--- Begin Supplied entries ---

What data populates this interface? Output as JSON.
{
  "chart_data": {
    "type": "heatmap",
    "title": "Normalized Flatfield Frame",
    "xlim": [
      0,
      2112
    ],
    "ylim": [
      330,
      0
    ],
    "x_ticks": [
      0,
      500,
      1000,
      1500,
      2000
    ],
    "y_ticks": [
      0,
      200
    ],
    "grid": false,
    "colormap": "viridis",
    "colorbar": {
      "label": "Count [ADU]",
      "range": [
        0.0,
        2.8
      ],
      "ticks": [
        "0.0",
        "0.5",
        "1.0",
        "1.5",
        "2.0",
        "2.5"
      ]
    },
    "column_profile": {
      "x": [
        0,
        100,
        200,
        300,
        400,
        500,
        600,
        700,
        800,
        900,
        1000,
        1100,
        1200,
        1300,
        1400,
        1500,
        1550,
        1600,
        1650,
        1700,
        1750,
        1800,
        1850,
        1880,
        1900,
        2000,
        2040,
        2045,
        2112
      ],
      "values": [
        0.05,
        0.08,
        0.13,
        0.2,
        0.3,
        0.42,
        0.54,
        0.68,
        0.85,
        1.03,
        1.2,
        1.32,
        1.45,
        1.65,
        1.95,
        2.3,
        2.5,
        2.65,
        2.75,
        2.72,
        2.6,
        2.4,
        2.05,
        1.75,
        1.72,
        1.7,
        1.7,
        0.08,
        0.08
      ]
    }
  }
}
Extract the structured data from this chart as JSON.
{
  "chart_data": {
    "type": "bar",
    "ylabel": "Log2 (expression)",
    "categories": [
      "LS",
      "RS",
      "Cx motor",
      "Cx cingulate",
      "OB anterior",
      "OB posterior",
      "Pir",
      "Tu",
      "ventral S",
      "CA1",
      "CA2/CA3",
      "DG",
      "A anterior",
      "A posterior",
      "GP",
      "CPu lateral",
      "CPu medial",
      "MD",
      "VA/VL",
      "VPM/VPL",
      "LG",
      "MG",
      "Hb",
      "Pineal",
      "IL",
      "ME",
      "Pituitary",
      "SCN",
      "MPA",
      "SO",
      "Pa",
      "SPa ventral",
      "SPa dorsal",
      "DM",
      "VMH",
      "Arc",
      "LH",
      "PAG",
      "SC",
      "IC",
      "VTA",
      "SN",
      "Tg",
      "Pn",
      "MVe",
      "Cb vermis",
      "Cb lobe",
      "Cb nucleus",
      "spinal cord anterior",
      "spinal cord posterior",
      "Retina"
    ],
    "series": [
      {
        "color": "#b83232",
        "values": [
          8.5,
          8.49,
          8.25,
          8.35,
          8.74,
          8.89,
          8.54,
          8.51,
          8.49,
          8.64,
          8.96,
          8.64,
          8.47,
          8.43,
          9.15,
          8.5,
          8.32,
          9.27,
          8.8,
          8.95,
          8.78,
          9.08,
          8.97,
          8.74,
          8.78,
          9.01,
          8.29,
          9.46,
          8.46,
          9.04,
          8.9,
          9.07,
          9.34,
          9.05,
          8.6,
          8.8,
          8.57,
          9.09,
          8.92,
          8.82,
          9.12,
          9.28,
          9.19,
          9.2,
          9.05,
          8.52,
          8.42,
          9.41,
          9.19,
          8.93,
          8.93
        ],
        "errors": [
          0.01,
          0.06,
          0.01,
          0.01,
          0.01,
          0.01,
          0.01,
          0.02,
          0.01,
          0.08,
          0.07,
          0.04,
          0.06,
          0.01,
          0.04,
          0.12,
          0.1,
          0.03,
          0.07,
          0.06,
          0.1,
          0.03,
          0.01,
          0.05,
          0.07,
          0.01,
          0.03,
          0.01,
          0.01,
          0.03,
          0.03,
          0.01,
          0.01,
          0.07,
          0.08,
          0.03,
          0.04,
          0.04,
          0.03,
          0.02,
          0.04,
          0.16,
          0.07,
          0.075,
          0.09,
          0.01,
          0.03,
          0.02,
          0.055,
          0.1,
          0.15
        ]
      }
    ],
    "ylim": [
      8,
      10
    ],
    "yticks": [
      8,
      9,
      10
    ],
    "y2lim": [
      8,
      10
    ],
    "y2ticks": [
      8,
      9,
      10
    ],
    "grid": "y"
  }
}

--- End Supplied entries ---

Work instructions = Copy out the lines that hold "JSON".

Task response =
What data populates this interface? Output as JSON.
Extract the structured data from this chart as JSON.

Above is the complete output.